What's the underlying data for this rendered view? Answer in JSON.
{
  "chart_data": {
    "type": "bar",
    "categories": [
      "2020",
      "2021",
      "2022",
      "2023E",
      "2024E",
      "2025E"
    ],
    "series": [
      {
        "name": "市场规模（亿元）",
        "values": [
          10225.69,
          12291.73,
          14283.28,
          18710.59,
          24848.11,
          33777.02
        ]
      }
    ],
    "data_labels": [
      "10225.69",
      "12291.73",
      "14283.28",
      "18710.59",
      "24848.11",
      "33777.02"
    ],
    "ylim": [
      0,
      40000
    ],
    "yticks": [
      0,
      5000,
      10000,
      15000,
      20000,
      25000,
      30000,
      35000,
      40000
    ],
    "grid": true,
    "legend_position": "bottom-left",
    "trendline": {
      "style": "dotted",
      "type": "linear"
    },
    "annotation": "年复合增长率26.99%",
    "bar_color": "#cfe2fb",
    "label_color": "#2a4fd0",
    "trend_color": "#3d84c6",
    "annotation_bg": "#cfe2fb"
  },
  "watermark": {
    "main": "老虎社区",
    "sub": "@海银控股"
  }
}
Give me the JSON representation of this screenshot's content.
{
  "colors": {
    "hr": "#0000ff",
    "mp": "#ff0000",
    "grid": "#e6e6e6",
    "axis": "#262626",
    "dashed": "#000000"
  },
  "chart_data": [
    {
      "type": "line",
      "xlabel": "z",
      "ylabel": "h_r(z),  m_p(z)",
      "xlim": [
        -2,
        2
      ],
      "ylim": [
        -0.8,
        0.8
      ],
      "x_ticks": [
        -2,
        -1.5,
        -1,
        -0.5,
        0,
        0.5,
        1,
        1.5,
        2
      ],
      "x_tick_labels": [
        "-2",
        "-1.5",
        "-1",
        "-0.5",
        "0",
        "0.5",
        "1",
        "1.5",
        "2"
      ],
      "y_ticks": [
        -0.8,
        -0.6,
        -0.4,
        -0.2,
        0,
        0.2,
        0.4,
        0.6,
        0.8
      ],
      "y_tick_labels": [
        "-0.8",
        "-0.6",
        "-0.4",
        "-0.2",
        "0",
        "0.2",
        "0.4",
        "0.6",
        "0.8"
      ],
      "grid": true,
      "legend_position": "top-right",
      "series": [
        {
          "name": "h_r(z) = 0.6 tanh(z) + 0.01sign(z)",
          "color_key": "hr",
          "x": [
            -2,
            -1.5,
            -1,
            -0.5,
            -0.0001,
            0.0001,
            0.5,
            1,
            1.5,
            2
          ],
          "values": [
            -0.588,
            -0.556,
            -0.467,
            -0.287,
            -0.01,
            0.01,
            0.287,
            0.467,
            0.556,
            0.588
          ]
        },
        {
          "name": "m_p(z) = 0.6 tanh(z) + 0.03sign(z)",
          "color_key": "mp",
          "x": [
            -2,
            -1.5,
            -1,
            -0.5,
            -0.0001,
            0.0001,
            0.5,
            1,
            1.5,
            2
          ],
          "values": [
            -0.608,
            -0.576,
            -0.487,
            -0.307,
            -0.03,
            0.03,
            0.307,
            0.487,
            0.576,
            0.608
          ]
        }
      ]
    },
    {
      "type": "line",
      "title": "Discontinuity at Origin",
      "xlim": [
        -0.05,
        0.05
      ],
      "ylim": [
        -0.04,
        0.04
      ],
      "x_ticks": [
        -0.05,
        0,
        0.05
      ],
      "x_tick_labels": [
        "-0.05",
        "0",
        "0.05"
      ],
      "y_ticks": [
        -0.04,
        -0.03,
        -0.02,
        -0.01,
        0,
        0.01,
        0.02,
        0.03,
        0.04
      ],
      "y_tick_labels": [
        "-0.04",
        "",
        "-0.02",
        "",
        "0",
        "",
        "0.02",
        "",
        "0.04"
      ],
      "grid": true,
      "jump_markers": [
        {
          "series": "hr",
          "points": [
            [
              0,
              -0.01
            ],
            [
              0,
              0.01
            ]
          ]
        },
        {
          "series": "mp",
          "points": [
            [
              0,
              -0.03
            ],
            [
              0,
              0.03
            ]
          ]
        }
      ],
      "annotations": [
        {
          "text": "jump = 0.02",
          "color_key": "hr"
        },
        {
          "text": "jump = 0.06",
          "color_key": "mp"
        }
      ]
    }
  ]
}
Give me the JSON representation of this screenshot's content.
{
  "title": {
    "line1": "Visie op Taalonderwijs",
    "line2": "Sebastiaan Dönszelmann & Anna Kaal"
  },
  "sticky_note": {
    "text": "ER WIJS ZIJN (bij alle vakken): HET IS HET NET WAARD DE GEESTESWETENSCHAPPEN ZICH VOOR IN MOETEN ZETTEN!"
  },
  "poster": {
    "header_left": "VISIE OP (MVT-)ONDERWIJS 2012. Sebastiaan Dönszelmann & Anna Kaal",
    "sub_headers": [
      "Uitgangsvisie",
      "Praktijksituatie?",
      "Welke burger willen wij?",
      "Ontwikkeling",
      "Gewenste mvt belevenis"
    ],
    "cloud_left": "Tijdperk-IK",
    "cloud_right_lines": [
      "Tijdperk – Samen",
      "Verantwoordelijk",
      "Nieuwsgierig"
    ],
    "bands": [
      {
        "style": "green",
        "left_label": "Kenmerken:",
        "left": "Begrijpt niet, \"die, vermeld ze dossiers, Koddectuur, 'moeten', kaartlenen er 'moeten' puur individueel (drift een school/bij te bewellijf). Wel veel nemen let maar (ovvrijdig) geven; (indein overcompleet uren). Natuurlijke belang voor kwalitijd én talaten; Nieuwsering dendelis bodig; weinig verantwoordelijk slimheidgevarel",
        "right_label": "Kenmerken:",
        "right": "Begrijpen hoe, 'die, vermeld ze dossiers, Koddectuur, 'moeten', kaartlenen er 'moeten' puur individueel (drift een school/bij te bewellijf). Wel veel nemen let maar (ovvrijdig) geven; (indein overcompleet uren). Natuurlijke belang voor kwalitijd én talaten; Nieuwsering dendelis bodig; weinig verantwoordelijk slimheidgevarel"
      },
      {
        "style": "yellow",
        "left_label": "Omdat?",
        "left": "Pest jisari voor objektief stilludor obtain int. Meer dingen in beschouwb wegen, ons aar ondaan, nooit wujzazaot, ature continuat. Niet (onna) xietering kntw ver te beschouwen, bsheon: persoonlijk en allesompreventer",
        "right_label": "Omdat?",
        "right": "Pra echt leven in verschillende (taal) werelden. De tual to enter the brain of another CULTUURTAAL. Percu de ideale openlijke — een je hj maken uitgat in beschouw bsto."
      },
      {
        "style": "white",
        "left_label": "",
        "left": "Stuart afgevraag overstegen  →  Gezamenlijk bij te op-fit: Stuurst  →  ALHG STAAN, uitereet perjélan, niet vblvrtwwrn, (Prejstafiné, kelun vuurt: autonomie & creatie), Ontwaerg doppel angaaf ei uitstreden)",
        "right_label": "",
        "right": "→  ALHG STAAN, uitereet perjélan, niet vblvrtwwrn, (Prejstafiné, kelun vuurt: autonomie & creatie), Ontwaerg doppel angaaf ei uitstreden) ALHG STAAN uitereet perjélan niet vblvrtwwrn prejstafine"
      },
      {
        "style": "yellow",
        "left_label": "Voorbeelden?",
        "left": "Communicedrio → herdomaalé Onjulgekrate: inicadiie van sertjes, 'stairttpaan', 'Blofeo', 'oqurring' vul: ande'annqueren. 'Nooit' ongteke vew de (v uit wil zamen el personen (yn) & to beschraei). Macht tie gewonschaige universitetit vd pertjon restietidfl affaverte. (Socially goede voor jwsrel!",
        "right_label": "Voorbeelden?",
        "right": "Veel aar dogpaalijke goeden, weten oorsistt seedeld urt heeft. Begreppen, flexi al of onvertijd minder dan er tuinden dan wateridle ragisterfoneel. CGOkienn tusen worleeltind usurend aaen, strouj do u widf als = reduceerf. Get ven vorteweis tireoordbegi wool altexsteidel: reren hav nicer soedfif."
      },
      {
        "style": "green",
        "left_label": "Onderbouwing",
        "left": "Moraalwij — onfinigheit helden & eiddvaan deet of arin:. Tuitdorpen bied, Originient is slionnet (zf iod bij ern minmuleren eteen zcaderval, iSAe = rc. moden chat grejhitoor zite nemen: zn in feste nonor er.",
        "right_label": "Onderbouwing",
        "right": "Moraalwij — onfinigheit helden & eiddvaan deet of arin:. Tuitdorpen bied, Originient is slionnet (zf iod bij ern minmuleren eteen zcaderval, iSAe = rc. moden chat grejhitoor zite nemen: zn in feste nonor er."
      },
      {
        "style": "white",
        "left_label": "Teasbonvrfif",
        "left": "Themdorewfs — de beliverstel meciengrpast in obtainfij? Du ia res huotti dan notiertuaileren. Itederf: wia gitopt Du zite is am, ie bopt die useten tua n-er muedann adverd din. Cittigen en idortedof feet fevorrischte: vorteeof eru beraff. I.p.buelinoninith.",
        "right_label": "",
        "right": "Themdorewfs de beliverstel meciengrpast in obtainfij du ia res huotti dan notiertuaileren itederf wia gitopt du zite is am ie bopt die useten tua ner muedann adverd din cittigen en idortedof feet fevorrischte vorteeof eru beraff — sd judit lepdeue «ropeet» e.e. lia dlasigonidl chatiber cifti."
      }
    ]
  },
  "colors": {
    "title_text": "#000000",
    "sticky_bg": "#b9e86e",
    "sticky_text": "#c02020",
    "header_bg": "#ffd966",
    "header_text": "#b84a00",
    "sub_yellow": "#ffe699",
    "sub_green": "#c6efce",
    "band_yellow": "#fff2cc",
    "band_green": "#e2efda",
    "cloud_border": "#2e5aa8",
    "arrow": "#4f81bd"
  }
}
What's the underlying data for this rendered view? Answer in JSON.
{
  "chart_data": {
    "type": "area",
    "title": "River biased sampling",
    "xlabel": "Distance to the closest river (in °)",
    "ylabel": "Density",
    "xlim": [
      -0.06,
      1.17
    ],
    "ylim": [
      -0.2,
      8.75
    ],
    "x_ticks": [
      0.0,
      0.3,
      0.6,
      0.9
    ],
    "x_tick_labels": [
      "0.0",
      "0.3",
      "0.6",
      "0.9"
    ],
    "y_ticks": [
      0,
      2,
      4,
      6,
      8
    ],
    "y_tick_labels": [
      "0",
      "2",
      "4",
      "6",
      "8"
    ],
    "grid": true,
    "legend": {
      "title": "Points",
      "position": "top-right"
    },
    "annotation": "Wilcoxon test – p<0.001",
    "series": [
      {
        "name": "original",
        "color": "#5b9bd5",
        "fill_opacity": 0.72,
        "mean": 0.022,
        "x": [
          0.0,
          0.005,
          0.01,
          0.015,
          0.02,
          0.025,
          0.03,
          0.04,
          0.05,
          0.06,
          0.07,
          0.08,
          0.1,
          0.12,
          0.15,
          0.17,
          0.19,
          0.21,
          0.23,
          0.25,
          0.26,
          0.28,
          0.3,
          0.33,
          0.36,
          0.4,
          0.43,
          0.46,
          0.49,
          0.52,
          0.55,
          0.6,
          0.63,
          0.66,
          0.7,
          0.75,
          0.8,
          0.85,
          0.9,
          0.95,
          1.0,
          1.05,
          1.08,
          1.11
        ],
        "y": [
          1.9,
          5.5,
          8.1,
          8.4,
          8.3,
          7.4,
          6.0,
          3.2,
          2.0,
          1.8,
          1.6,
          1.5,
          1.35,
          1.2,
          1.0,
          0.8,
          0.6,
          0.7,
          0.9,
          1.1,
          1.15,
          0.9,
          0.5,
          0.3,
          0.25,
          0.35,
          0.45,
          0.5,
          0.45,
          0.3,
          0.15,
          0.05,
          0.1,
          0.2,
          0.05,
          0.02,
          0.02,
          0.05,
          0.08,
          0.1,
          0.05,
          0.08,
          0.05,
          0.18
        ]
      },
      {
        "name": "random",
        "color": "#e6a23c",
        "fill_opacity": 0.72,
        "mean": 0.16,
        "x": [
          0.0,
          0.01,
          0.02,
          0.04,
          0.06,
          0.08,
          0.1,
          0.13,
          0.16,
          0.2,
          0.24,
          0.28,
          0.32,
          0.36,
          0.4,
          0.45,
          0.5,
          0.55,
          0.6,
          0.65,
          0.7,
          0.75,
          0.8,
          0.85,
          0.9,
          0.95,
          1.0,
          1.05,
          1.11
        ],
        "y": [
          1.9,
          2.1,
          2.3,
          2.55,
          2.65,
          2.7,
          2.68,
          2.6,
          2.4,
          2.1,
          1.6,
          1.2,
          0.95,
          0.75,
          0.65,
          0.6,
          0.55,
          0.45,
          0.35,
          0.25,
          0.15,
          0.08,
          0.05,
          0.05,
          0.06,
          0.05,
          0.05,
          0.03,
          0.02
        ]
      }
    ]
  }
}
● ● ● ● ●
In the records above, how many lines include the string "feste"? Answer with only the number.

• [OUTPUT BELOW]: 2